:: Supplied material

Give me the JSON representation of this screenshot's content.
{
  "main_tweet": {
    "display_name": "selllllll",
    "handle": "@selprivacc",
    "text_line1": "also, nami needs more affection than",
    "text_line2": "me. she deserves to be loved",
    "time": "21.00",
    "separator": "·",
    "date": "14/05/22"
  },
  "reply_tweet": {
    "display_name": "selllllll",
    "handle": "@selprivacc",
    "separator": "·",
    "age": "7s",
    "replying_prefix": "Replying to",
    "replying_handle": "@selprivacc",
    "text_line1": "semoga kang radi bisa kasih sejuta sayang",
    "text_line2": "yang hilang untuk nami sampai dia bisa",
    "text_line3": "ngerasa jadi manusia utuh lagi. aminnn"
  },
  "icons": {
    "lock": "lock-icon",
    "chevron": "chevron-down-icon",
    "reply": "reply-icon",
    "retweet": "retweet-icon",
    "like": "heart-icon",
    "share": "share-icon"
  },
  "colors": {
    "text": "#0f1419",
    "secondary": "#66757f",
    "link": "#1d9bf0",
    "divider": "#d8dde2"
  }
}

::::

Goal:
Reproduce all the records precisely.

Exercise answer:
Give me the JSON representation of this screenshot's content.
{
  "main_tweet": {
    "display_name": "selllllll",
    "handle": "@selprivacc",
    "text_line1": "also, nami needs more affection than",
    "text_line2": "me. she deserves to be loved",
    "time": "21.00",
    "separator": "·",
    "date": "14/05/22"
  },
  "reply_tweet": {
    "display_name": "selllllll",
    "handle": "@selprivacc",
    "separator": "·",
    "age": "7s",
    "replying_prefix": "Replying to",
    "replying_handle": "@selprivacc",
    "text_line1": "semoga kang radi bisa kasih sejuta sayang",
    "text_line2": "yang hilang untuk nami sampai dia bisa",
    "text_line3": "ngerasa jadi manusia utuh lagi. aminnn"
  },
  "icons": {
    "lock": "lock-icon",
    "chevron": "chevron-down-icon",
    "reply": "reply-icon",
    "retweet": "retweet-icon",
    "like": "heart-icon",
    "share": "share-icon"
  },
  "colors": {
    "text": "#0f1419",
    "secondary": "#66757f",
    "link": "#1d9bf0",
    "divider": "#d8dde2"
  }
}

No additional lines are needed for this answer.